--- start of Extracted material ---
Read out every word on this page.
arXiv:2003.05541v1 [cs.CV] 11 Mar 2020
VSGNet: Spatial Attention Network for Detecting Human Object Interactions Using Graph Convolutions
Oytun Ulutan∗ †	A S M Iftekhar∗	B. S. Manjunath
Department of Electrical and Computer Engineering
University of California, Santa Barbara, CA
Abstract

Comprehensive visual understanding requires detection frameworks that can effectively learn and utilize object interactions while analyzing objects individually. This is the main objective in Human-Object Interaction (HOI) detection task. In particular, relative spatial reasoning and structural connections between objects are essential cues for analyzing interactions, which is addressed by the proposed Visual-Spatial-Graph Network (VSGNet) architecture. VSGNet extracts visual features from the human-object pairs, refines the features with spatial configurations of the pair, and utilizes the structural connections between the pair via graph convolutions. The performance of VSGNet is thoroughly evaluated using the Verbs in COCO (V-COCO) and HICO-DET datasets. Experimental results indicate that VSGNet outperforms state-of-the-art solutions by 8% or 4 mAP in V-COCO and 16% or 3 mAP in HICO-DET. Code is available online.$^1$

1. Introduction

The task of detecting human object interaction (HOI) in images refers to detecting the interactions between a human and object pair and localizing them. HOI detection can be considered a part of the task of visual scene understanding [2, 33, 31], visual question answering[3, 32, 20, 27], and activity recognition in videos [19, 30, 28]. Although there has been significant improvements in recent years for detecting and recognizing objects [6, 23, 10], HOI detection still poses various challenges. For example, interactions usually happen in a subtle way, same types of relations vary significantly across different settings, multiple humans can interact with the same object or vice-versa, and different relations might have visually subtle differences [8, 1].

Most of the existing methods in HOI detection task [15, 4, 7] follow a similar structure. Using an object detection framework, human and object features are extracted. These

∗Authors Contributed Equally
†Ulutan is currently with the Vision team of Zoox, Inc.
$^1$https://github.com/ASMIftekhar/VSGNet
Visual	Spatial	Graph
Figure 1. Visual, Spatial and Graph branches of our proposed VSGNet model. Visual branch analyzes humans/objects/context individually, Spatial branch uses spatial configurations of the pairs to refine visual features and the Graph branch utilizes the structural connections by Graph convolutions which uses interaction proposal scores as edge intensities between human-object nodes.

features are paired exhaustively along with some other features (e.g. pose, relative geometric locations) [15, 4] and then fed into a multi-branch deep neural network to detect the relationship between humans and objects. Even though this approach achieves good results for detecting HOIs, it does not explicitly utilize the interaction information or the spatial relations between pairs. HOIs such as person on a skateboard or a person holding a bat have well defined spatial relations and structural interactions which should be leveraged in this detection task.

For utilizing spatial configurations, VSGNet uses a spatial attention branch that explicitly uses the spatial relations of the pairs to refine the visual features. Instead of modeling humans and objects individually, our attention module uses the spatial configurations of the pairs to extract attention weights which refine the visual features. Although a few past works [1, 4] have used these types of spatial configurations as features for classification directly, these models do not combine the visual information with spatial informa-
--- end of Extracted material ---
**Directions**
Transcribe the data above in full, exactly.

**Response**
Read out every word on this page.
arXiv:2003.05541v1 [cs.CV] 11 Mar 2020
VSGNet: Spatial Attention Network for Detecting Human Object Interactions Using Graph Convolutions
Oytun Ulutan∗ †	A S M Iftekhar∗	B. S. Manjunath
Department of Electrical and Computer Engineering
University of California, Santa Barbara, CA
Abstract

Comprehensive visual understanding requires detection frameworks that can effectively learn and utilize object interactions while analyzing objects individually. This is the main objective in Human-Object Interaction (HOI) detection task. In particular, relative spatial reasoning and structural connections between objects are essential cues for analyzing interactions, which is addressed by the proposed Visual-Spatial-Graph Network (VSGNet) architecture. VSGNet extracts visual features from the human-object pairs, refines the features with spatial configurations of the pair, and utilizes the structural connections between the pair via graph convolutions. The performance of VSGNet is thoroughly evaluated using the Verbs in COCO (V-COCO) and HICO-DET datasets. Experimental results indicate that VSGNet outperforms state-of-the-art solutions by 8% or 4 mAP in V-COCO and 16% or 3 mAP in HICO-DET. Code is available online.$^1$

1. Introduction

The task of detecting human object interaction (HOI) in images refers to detecting the interactions between a human and object pair and localizing them. HOI detection can be considered a part of the task of visual scene understanding [2, 33, 31], visual question answering[3, 32, 20, 27], and activity recognition in videos [19, 30, 28]. Although there has been significant improvements in recent years for detecting and recognizing objects [6, 23, 10], HOI detection still poses various challenges. For example, interactions usually happen in a subtle way, same types of relations vary significantly across different settings, multiple humans can interact with the same object or vice-versa, and different relations might have visually subtle differences [8, 1].

Most of the existing methods in HOI detection task [15, 4, 7] follow a similar structure. Using an object detection framework, human and object features are extracted. These

∗Authors Contributed Equally
†Ulutan is currently with the Vision team of Zoox, Inc.
$^1$https://github.com/ASMIftekhar/VSGNet
Visual	Spatial	Graph
Figure 1. Visual, Spatial and Graph branches of our proposed VSGNet model. Visual branch analyzes humans/objects/context individually, Spatial branch uses spatial configurations of the pairs to refine visual features and the Graph branch utilizes the structural connections by Graph convolutions which uses interaction proposal scores as edge intensities between human-object nodes.

features are paired exhaustively along with some other features (e.g. pose, relative geometric locations) [15, 4] and then fed into a multi-branch deep neural network to detect the relationship between humans and objects. Even though this approach achieves good results for detecting HOIs, it does not explicitly utilize the interaction information or the spatial relations between pairs. HOIs such as person on a skateboard or a person holding a bat have well defined spatial relations and structural interactions which should be leveraged in this detection task.

For utilizing spatial configurations, VSGNet uses a spatial attention branch that explicitly uses the spatial relations of the pairs to refine the visual features. Instead of modeling humans and objects individually, our attention module uses the spatial configurations of the pairs to extract attention weights which refine the visual features. Although a few past works [1, 4] have used these types of spatial configurations as features for classification directly, these models do not combine the visual information with spatial informa-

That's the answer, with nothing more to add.